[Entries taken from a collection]
——
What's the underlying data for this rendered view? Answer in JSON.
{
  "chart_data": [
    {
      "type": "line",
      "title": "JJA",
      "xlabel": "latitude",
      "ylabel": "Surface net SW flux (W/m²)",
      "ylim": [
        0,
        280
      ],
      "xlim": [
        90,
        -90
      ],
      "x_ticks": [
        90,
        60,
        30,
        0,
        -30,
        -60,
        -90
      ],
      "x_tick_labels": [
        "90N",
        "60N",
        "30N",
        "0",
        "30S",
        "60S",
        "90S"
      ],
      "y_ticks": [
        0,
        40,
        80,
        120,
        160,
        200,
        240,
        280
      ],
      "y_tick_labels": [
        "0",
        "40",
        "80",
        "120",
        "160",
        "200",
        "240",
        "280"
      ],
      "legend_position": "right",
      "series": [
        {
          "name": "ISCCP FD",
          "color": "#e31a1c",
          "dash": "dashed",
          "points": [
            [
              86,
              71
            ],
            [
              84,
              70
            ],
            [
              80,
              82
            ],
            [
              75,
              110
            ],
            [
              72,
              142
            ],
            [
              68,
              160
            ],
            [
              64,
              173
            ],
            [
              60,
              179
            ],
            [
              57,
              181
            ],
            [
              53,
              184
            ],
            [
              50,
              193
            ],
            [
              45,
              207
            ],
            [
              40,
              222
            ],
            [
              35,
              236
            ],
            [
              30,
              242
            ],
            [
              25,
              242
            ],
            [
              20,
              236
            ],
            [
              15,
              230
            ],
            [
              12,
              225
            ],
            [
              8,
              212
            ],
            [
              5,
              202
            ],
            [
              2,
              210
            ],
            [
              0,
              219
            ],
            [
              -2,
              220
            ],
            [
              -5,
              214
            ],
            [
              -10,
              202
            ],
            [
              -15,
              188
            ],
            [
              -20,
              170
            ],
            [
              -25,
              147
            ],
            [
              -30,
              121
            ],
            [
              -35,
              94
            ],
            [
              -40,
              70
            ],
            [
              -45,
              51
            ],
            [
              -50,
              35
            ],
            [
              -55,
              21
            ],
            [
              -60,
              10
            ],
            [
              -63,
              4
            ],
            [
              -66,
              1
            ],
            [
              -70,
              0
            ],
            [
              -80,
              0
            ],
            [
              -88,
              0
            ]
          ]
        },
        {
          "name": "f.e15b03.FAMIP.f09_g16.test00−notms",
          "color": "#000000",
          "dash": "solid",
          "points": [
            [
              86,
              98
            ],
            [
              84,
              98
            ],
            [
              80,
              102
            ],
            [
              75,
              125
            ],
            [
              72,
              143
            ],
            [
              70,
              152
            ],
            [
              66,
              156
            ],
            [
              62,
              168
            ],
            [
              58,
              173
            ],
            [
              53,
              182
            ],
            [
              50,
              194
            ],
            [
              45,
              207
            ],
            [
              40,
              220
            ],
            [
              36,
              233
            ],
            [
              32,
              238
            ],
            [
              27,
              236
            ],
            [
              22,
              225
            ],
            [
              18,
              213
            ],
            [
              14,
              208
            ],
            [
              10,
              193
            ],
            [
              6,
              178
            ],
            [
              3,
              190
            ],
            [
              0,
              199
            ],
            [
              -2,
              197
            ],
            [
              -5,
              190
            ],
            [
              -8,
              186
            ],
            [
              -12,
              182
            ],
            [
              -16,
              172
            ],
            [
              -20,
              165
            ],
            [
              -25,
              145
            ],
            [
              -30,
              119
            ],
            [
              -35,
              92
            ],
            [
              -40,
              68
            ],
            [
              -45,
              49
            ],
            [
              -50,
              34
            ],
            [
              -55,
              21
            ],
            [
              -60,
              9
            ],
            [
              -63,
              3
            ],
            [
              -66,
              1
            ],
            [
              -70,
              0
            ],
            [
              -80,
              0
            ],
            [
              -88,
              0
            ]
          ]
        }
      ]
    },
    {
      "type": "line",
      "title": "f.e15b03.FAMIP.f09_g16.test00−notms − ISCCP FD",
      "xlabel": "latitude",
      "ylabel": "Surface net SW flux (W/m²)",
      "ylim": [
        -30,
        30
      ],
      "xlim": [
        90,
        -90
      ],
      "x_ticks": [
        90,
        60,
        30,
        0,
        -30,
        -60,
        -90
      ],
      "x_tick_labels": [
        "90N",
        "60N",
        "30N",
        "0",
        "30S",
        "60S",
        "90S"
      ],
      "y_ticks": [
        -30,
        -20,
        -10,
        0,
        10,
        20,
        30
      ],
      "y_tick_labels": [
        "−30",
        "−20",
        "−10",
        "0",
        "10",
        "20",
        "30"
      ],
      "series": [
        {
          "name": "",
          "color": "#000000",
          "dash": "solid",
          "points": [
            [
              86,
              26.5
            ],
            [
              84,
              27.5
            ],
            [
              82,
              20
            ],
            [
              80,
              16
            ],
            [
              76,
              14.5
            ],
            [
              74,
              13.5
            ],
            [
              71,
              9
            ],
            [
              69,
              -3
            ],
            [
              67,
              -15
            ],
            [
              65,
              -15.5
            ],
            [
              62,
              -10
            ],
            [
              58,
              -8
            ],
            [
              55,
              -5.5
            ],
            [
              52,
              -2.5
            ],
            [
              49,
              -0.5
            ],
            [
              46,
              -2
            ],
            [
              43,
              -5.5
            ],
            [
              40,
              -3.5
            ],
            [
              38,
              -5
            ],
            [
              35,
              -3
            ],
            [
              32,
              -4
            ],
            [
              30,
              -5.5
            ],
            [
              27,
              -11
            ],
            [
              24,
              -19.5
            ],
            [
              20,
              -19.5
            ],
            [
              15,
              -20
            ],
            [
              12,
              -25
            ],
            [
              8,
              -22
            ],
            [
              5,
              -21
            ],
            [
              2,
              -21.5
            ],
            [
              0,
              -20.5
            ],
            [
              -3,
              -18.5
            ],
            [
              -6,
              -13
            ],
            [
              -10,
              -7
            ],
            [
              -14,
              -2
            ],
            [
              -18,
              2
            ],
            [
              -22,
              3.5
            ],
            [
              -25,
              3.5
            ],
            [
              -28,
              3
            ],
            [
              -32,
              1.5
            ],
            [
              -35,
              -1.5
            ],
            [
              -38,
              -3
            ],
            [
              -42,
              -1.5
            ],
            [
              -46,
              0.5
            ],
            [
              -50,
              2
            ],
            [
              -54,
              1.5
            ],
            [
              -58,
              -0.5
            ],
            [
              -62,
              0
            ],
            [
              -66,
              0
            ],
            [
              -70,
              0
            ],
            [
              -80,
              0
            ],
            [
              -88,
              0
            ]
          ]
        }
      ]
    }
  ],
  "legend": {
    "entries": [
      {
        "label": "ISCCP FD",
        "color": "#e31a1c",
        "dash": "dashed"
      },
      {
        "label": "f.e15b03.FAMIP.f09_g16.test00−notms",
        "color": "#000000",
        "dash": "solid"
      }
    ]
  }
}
——
### Instructions for the task
Write out the entries in full, exactly as given.

### Reply to the task
What's the underlying data for this rendered view? Answer in JSON.
{
  "chart_data": [
    {
      "type": "line",
      "title": "JJA",
      "xlabel": "latitude",
      "ylabel": "Surface net SW flux (W/m²)",
      "ylim": [
        0,
        280
      ],
      "xlim": [
        90,
        -90
      ],
      "x_ticks": [
        90,
        60,
        30,
        0,
        -30,
        -60,
        -90
      ],
      "x_tick_labels": [
        "90N",
        "60N",
        "30N",
        "0",
        "30S",
        "60S",
        "90S"
      ],
      "y_ticks": [
        0,
        40,
        80,
        120,
        160,
        200,
        240,
        280
      ],
      "y_tick_labels": [
        "0",
        "40",
        "80",
        "120",
        "160",
        "200",
        "240",
        "280"
      ],
      "legend_position": "right",
      "series": [
        {
          "name": "ISCCP FD",
          "color": "#e31a1c",
          "dash": "dashed",
          "points": [
            [
              86,
              71
            ],
            [
              84,
              70
            ],
            [
              80,
              82
            ],
            [
              75,
              110
            ],
            [
              72,
              142
            ],
            [
              68,
              160
            ],
            [
              64,
              173
            ],
            [
              60,
              179
            ],
            [
              57,
              181
            ],
            [
              53,
              184
            ],
            [
              50,
              193
            ],
            [
              45,
              207
            ],
            [
              40,
              222
            ],
            [
              35,
              236
            ],
            [
              30,
              242
            ],
            [
              25,
              242
            ],
            [
              20,
              236
            ],
            [
              15,
              230
            ],
            [
              12,
              225
            ],
            [
              8,
              212
            ],
            [
              5,
              202
            ],
            [
              2,
              210
            ],
            [
              0,
              219
            ],
            [
              -2,
              220
            ],
            [
              -5,
              214
            ],
            [
              -10,
              202
            ],
            [
              -15,
              188
            ],
            [
              -20,
              170
            ],
            [
              -25,
              147
            ],
            [
              -30,
              121
            ],
            [
              -35,
              94
            ],
            [
              -40,
              70
            ],
            [
              -45,
              51
            ],
            [
              -50,
              35
            ],
            [
              -55,
              21
            ],
            [
              -60,
              10
            ],
            [
              -63,
              4
            ],
            [
              -66,
              1
            ],
            [
              -70,
              0
            ],
            [
              -80,
              0
            ],
            [
              -88,
              0
            ]
          ]
        },
        {
          "name": "f.e15b03.FAMIP.f09_g16.test00−notms",
          "color": "#000000",
          "dash": "solid",
          "points": [
            [
              86,
              98
            ],
            [
              84,
              98
            ],
            [
              80,
              102
            ],
            [
              75,
              125
            ],
            [
              72,
              143
            ],
            [
              70,
              152
            ],
            [
              66,
              156
            ],
            [
              62,
              168
            ],
            [
              58,
              173
            ],
            [
              53,
              182
            ],
            [
              50,
              194
            ],
            [
              45,
              207
            ],
            [
              40,
              220
            ],
            [
              36,
              233
            ],
            [
              32,
              238
            ],
            [
              27,
              236
            ],
            [
              22,
              225
            ],
            [
              18,
              213
            ],
            [
              14,
              208
            ],
            [
              10,
              193
            ],
            [
              6,
              178
            ],
            [
              3,
              190
            ],
            [
              0,
              199
            ],
            [
              -2,
              197
            ],
            [
              -5,
              190
            ],
            [
              -8,
              186
            ],
            [
              -12,
              182
            ],
            [
              -16,
              172
            ],
            [
              -20,
              165
            ],
            [
              -25,
              145
            ],
            [
              -30,
              119
            ],
            [
              -35,
              92
            ],
            [
              -40,
              68
            ],
            [
              -45,
              49
            ],
            [
              -50,
              34
            ],
            [
              -55,
              21
            ],
            [
              -60,
              9
            ],
            [
              -63,
              3
            ],
            [
              -66,
              1
            ],
            [
              -70,
              0
            ],
            [
              -80,
              0
            ],
            [
              -88,
              0
            ]
          ]
        }
      ]
    },
    {
      "type": "line",
      "title": "f.e15b03.FAMIP.f09_g16.test00−notms − ISCCP FD",
      "xlabel": "latitude",
      "ylabel": "Surface net SW flux (W/m²)",
      "ylim": [
        -30,
        30
      ],
      "xlim": [
        90,
        -90
      ],
      "x_ticks": [
        90,
        60,
        30,
        0,
        -30,
        -60,
        -90
      ],
      "x_tick_labels": [
        "90N",
        "60N",
        "30N",
        "0",
        "30S",
        "60S",
        "90S"
      ],
      "y_ticks": [
        -30,
        -20,
        -10,
        0,
        10,
        20,
        30
      ],
      "y_tick_labels": [
        "−30",
        "−20",
        "−10",
        "0",
        "10",
        "20",
        "30"
      ],
      "series": [
        {
          "name": "",
          "color": "#000000",
          "dash": "solid",
          "points": [
            [
              86,
              26.5
            ],
            [
              84,
              27.5
            ],
            [
              82,
              20
            ],
            [
              80,
              16
            ],
            [
              76,
              14.5
            ],
            [
              74,
              13.5
            ],
            [
              71,
              9
            ],
            [
              69,
              -3
            ],
            [
              67,
              -15
            ],
            [
              65,
              -15.5
            ],
            [
              62,
              -10
            ],
            [
              58,
              -8
            ],
            [
              55,
              -5.5
            ],
            [
              52,
              -2.5
            ],
            [
              49,
              -0.5
            ],
            [
              46,
              -2
            ],
            [
              43,
              -5.5
            ],
            [
              40,
              -3.5
            ],
            [
              38,
              -5
            ],
            [
              35,
              -3
            ],
            [
              32,
              -4
            ],
            [
              30,
              -5.5
            ],
            [
              27,
              -11
            ],
            [
              24,
              -19.5
            ],
            [
              20,
              -19.5
            ],
            [
              15,
              -20
            ],
            [
              12,
              -25
            ],
            [
              8,
              -22
            ],
            [
              5,
              -21
            ],
            [
              2,
              -21.5
            ],
            [
              0,
              -20.5
            ],
            [
              -3,
              -18.5
            ],
            [
              -6,
              -13
            ],
            [
              -10,
              -7
            ],
            [
              -14,
              -2
            ],
            [
              -18,
              2
            ],
            [
              -22,
              3.5
            ],
            [
              -25,
              3.5
            ],
            [
              -28,
              3
            ],
            [
              -32,
              1.5
            ],
            [
              -35,
              -1.5
            ],
            [
              -38,
              -3
            ],
            [
              -42,
              -1.5
            ],
            [
              -46,
              0.5
            ],
            [
              -50,
              2
            ],
            [
              -54,
              1.5
            ],
            [
              -58,
              -0.5
            ],
            [
              -62,
              0
            ],
            [
              -66,
              0
            ],
            [
              -70,
              0
            ],
            [
              -80,
              0
            ],
            [
              -88,
              0
            ]
          ]
        }
      ]
    }
  ],
  "legend": {
    "entries": [
      {
        "label": "ISCCP FD",
        "color": "#e31a1c",
        "dash": "dashed"
      },
      {
        "label": "f.e15b03.FAMIP.f09_g16.test00−notms",
        "color": "#000000",
        "dash": "solid"
      }
    ]
  }
}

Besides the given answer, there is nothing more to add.